Goal
Return every record below exactly as written, omitting any pictures.

===== Record excerpts =====

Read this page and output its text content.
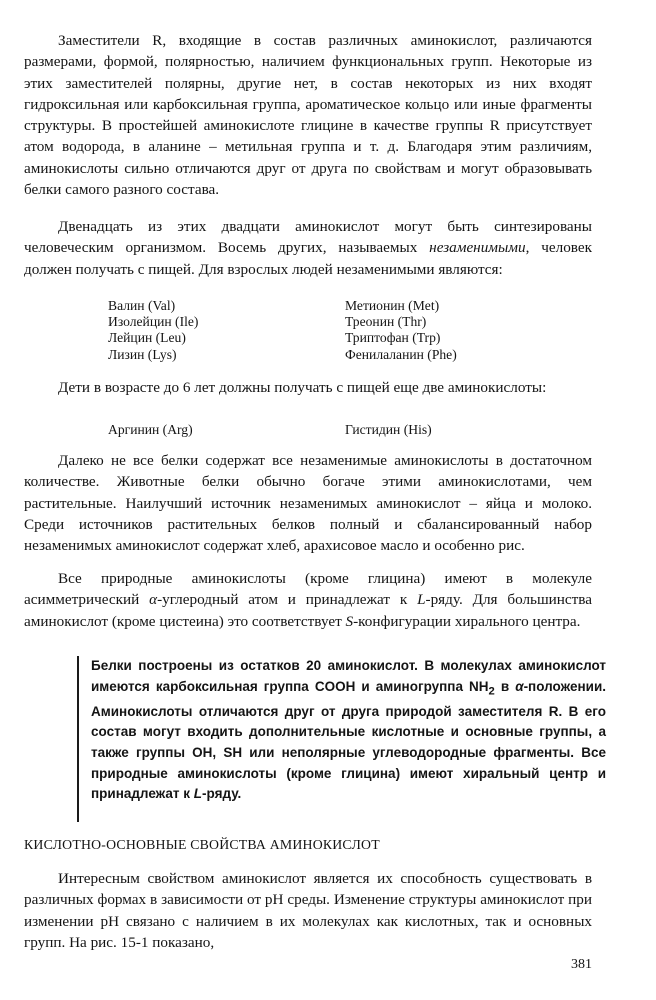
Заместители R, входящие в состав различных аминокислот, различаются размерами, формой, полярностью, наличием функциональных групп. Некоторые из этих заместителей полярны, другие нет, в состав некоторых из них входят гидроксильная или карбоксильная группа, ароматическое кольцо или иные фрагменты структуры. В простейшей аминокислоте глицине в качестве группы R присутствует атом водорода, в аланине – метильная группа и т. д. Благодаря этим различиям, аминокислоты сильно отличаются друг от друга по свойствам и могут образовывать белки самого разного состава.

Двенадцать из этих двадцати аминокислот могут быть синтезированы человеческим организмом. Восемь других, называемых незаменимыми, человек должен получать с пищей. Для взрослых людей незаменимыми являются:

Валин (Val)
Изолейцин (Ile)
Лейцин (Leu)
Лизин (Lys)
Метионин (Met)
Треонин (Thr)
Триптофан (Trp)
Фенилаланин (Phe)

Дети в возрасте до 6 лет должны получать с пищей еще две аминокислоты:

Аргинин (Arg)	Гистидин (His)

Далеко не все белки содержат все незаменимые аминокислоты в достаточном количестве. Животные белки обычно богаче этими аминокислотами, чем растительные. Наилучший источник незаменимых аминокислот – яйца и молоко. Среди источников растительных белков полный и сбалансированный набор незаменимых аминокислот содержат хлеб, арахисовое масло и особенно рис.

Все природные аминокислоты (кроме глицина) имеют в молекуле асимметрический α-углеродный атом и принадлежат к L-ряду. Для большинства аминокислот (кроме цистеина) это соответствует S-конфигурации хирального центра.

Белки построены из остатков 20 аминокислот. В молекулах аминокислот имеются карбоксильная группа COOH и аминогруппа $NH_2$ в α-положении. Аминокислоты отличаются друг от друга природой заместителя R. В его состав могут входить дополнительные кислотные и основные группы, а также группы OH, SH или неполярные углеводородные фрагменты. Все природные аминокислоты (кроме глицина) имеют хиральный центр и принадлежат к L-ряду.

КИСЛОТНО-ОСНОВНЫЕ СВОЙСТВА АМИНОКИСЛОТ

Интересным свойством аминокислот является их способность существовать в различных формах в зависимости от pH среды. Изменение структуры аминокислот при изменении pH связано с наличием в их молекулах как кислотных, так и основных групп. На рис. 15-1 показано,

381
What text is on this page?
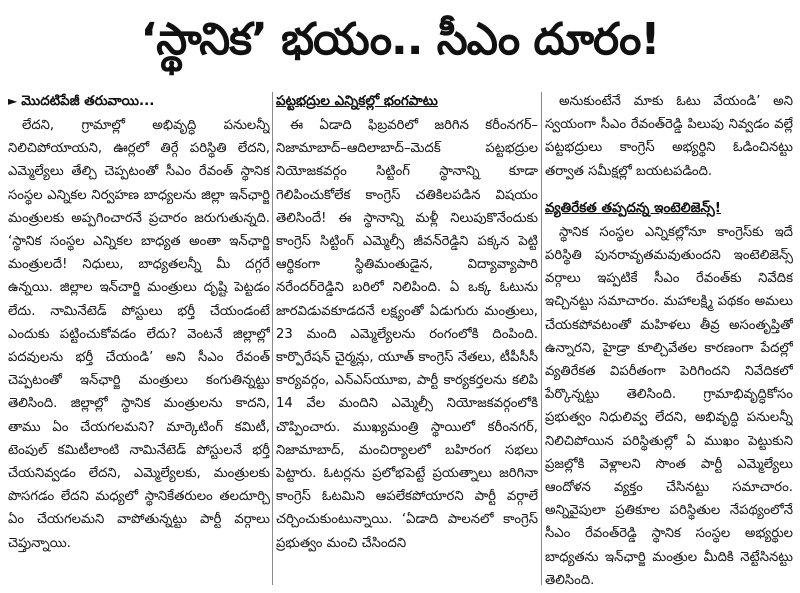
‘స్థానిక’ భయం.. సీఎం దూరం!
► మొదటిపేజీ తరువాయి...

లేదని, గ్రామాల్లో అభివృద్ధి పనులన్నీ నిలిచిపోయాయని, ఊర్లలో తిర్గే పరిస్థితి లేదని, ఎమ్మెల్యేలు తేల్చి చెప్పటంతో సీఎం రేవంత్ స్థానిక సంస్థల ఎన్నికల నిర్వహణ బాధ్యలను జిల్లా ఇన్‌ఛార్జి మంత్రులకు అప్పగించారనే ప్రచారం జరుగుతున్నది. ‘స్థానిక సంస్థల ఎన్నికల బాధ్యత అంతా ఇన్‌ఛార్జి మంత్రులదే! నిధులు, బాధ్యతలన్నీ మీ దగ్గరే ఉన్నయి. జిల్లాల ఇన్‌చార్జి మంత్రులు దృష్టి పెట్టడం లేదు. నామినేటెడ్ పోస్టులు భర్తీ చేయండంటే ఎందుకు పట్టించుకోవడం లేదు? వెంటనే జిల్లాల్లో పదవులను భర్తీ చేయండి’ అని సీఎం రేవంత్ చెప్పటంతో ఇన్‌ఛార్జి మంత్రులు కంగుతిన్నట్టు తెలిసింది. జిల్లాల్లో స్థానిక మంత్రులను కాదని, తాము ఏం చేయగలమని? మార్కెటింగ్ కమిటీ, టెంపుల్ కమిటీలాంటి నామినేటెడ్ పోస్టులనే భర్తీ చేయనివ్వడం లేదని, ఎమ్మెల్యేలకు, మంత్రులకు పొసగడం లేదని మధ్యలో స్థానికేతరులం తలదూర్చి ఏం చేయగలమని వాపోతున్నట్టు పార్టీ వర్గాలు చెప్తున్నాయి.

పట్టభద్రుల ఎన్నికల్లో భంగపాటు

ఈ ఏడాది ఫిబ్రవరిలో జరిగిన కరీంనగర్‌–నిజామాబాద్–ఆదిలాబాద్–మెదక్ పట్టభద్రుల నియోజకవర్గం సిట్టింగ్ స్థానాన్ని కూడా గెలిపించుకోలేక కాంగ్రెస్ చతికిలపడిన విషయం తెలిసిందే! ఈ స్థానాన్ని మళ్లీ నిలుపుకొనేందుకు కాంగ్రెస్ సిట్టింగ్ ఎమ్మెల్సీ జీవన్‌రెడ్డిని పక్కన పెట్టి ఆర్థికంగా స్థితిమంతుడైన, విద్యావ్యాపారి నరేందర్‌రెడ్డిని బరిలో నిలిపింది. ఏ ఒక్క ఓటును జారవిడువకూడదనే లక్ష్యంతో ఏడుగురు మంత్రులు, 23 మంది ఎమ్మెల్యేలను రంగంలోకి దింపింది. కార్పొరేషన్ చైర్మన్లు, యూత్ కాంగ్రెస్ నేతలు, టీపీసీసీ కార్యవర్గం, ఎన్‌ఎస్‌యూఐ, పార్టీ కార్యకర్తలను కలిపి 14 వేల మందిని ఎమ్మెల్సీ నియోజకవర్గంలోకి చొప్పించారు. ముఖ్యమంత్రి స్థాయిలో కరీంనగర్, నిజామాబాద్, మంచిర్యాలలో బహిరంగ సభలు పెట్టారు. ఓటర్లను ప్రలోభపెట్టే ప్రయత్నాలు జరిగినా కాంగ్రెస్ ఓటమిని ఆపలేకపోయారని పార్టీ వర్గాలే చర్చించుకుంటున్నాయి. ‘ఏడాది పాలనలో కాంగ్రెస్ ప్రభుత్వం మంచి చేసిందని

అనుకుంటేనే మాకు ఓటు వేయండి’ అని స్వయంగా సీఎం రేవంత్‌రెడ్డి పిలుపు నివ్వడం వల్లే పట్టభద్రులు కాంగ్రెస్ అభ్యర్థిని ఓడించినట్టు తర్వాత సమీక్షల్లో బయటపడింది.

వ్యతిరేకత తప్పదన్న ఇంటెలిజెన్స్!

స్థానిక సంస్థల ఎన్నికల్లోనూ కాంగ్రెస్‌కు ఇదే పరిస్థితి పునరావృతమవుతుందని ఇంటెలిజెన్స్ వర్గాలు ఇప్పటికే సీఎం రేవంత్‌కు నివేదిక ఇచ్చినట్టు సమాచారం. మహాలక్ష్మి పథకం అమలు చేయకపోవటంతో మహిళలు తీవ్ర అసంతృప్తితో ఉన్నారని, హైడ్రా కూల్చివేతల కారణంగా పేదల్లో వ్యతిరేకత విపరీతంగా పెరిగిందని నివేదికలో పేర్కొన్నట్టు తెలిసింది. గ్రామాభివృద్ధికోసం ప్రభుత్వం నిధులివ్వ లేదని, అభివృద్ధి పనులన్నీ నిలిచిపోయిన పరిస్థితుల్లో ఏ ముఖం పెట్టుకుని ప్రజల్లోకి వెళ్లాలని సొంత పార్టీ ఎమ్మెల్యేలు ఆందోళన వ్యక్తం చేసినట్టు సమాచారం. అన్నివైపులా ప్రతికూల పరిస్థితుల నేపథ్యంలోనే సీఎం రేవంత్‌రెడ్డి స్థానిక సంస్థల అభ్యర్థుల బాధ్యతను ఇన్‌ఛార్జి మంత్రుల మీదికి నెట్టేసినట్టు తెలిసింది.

=====

Full response
Read this page and output its text content.
Заместители R, входящие в состав различных аминокислот, различаются размерами, формой, полярностью, наличием функциональных групп. Некоторые из этих заместителей полярны, другие нет, в состав некоторых из них входят гидроксильная или карбоксильная группа, ароматическое кольцо или иные фрагменты структуры. В простейшей аминокислоте глицине в качестве группы R присутствует атом водорода, в аланине – метильная группа и т. д. Благодаря этим различиям, аминокислоты сильно отличаются друг от друга по свойствам и могут образовывать белки самого разного состава.

Двенадцать из этих двадцати аминокислот могут быть синтезированы человеческим организмом. Восемь других, называемых незаменимыми, человек должен получать с пищей. Для взрослых людей незаменимыми являются:

Валин (Val)
Изолейцин (Ile)
Лейцин (Leu)
Лизин (Lys)
Метионин (Met)
Треонин (Thr)
Триптофан (Trp)
Фенилаланин (Phe)

Дети в возрасте до 6 лет должны получать с пищей еще две аминокислоты:

Аргинин (Arg)	Гистидин (His)

Далеко не все белки содержат все незаменимые аминокислоты в достаточном количестве. Животные белки обычно богаче этими аминокислотами, чем растительные. Наилучший источник незаменимых аминокислот – яйца и молоко. Среди источников растительных белков полный и сбалансированный набор незаменимых аминокислот содержат хлеб, арахисовое масло и особенно рис.

Все природные аминокислоты (кроме глицина) имеют в молекуле асимметрический α-углеродный атом и принадлежат к L-ряду. Для большинства аминокислот (кроме цистеина) это соответствует S-конфигурации хирального центра.

Белки построены из остатков 20 аминокислот. В молекулах аминокислот имеются карбоксильная группа COOH и аминогруппа $NH_2$ в α-положении. Аминокислоты отличаются друг от друга природой заместителя R. В его состав могут входить дополнительные кислотные и основные группы, а также группы OH, SH или неполярные углеводородные фрагменты. Все природные аминокислоты (кроме глицина) имеют хиральный центр и принадлежат к L-ряду.

КИСЛОТНО-ОСНОВНЫЕ СВОЙСТВА АМИНОКИСЛОТ

Интересным свойством аминокислот является их способность существовать в различных формах в зависимости от pH среды. Изменение структуры аминокислот при изменении pH связано с наличием в их молекулах как кислотных, так и основных групп. На рис. 15-1 показано,

381
What text is on this page?
‘స్థానిక’ భయం.. సీఎం దూరం!
► మొదటిపేజీ తరువాయి...

లేదని, గ్రామాల్లో అభివృద్ధి పనులన్నీ నిలిచిపోయాయని, ఊర్లలో తిర్గే పరిస్థితి లేదని, ఎమ్మెల్యేలు తేల్చి చెప్పటంతో సీఎం రేవంత్ స్థానిక సంస్థల ఎన్నికల నిర్వహణ బాధ్యలను జిల్లా ఇన్‌ఛార్జి మంత్రులకు అప్పగించారనే ప్రచారం జరుగుతున్నది. ‘స్థానిక సంస్థల ఎన్నికల బాధ్యత అంతా ఇన్‌ఛార్జి మంత్రులదే! నిధులు, బాధ్యతలన్నీ మీ దగ్గరే ఉన్నయి. జిల్లాల ఇన్‌చార్జి మంత్రులు దృష్టి పెట్టడం లేదు. నామినేటెడ్ పోస్టులు భర్తీ చేయండంటే ఎందుకు పట్టించుకోవడం లేదు? వెంటనే జిల్లాల్లో పదవులను భర్తీ చేయండి’ అని సీఎం రేవంత్ చెప్పటంతో ఇన్‌ఛార్జి మంత్రులు కంగుతిన్నట్టు తెలిసింది. జిల్లాల్లో స్థానిక మంత్రులను కాదని, తాము ఏం చేయగలమని? మార్కెటింగ్ కమిటీ, టెంపుల్ కమిటీలాంటి నామినేటెడ్ పోస్టులనే భర్తీ చేయనివ్వడం లేదని, ఎమ్మెల్యేలకు, మంత్రులకు పొసగడం లేదని మధ్యలో స్థానికేతరులం తలదూర్చి ఏం చేయగలమని వాపోతున్నట్టు పార్టీ వర్గాలు చెప్తున్నాయి.

పట్టభద్రుల ఎన్నికల్లో భంగపాటు

ఈ ఏడాది ఫిబ్రవరిలో జరిగిన కరీంనగర్‌–నిజామాబాద్–ఆదిలాబాద్–మెదక్ పట్టభద్రుల నియోజకవర్గం సిట్టింగ్ స్థానాన్ని కూడా గెలిపించుకోలేక కాంగ్రెస్ చతికిలపడిన విషయం తెలిసిందే! ఈ స్థానాన్ని మళ్లీ నిలుపుకొనేందుకు కాంగ్రెస్ సిట్టింగ్ ఎమ్మెల్సీ జీవన్‌రెడ్డిని పక్కన పెట్టి ఆర్థికంగా స్థితిమంతుడైన, విద్యావ్యాపారి నరేందర్‌రెడ్డిని బరిలో నిలిపింది. ఏ ఒక్క ఓటును జారవిడువకూడదనే లక్ష్యంతో ఏడుగురు మంత్రులు, 23 మంది ఎమ్మెల్యేలను రంగంలోకి దింపింది. కార్పొరేషన్ చైర్మన్లు, యూత్ కాంగ్రెస్ నేతలు, టీపీసీసీ కార్యవర్గం, ఎన్‌ఎస్‌యూఐ, పార్టీ కార్యకర్తలను కలిపి 14 వేల మందిని ఎమ్మెల్సీ నియోజకవర్గంలోకి చొప్పించారు. ముఖ్యమంత్రి స్థాయిలో కరీంనగర్, నిజామాబాద్, మంచిర్యాలలో బహిరంగ సభలు పెట్టారు. ఓటర్లను ప్రలోభపెట్టే ప్రయత్నాలు జరిగినా కాంగ్రెస్ ఓటమిని ఆపలేకపోయారని పార్టీ వర్గాలే చర్చించుకుంటున్నాయి. ‘ఏడాది పాలనలో కాంగ్రెస్ ప్రభుత్వం మంచి చేసిందని

అనుకుంటేనే మాకు ఓటు వేయండి’ అని స్వయంగా సీఎం రేవంత్‌రెడ్డి పిలుపు నివ్వడం వల్లే పట్టభద్రులు కాంగ్రెస్ అభ్యర్థిని ఓడించినట్టు తర్వాత సమీక్షల్లో బయటపడింది.

వ్యతిరేకత తప్పదన్న ఇంటెలిజెన్స్!

స్థానిక సంస్థల ఎన్నికల్లోనూ కాంగ్రెస్‌కు ఇదే పరిస్థితి పునరావృతమవుతుందని ఇంటెలిజెన్స్ వర్గాలు ఇప్పటికే సీఎం రేవంత్‌కు నివేదిక ఇచ్చినట్టు సమాచారం. మహాలక్ష్మి పథకం అమలు చేయకపోవటంతో మహిళలు తీవ్ర అసంతృప్తితో ఉన్నారని, హైడ్రా కూల్చివేతల కారణంగా పేదల్లో వ్యతిరేకత విపరీతంగా పెరిగిందని నివేదికలో పేర్కొన్నట్టు తెలిసింది. గ్రామాభివృద్ధికోసం ప్రభుత్వం నిధులివ్వ లేదని, అభివృద్ధి పనులన్నీ నిలిచిపోయిన పరిస్థితుల్లో ఏ ముఖం పెట్టుకుని ప్రజల్లోకి వెళ్లాలని సొంత పార్టీ ఎమ్మెల్యేలు ఆందోళన వ్యక్తం చేసినట్టు సమాచారం. అన్నివైపులా ప్రతికూల పరిస్థితుల నేపథ్యంలోనే సీఎం రేవంత్‌రెడ్డి స్థానిక సంస్థల అభ్యర్థుల బాధ్యతను ఇన్‌ఛార్జి మంత్రుల మీదికి నెట్టేసినట్టు తెలిసింది.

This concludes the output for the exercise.